Pick out each line containing the string "title" and copy it.
----------------
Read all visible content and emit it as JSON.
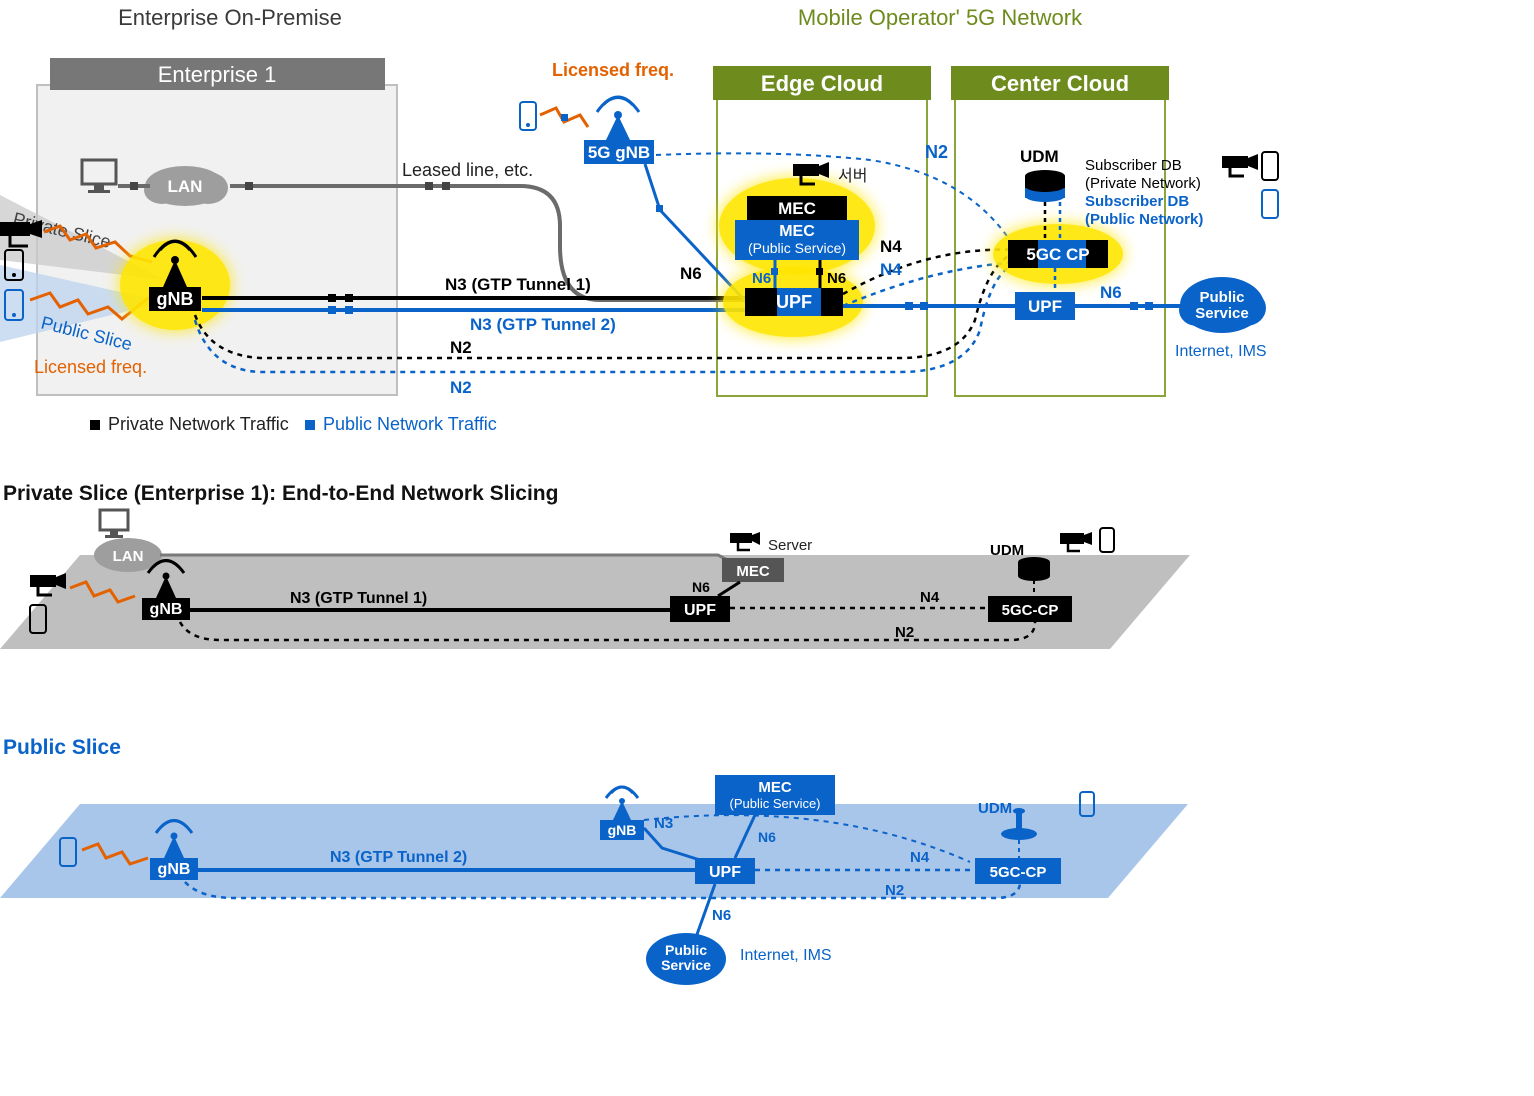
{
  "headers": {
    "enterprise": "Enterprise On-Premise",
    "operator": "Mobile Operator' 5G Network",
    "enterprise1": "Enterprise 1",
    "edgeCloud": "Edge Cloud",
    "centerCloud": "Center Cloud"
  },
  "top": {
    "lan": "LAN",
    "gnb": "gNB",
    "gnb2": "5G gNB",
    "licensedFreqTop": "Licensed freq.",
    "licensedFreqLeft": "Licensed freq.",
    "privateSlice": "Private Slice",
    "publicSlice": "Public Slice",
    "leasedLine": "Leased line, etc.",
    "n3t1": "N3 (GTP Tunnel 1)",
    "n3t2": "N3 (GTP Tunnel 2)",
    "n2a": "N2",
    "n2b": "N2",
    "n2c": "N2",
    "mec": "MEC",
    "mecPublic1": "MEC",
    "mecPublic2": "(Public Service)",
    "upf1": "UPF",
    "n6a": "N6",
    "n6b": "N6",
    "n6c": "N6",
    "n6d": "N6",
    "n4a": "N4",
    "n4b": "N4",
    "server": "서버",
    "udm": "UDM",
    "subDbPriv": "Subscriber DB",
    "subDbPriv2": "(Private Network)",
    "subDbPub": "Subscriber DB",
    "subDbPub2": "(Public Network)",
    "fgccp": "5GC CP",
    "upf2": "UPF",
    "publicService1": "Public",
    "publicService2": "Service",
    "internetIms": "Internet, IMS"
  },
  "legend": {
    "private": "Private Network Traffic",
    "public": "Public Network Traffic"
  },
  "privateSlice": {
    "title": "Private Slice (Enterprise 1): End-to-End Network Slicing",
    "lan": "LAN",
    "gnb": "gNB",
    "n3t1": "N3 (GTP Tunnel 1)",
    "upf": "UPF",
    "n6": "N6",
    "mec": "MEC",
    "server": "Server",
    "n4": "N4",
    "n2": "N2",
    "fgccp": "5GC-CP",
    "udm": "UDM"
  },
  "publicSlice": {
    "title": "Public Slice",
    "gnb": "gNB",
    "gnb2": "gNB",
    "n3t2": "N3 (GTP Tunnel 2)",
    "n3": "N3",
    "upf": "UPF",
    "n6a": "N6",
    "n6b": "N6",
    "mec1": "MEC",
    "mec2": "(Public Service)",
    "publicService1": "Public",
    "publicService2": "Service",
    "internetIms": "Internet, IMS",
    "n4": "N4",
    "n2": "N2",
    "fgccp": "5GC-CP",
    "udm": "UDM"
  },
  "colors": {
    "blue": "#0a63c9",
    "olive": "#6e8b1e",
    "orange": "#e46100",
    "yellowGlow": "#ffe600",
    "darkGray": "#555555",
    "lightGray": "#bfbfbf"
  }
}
----------------
Solved problem =
    "title": "Private Slice (Enterprise 1): End-to-End Network Slicing",
    "title": "Public Slice",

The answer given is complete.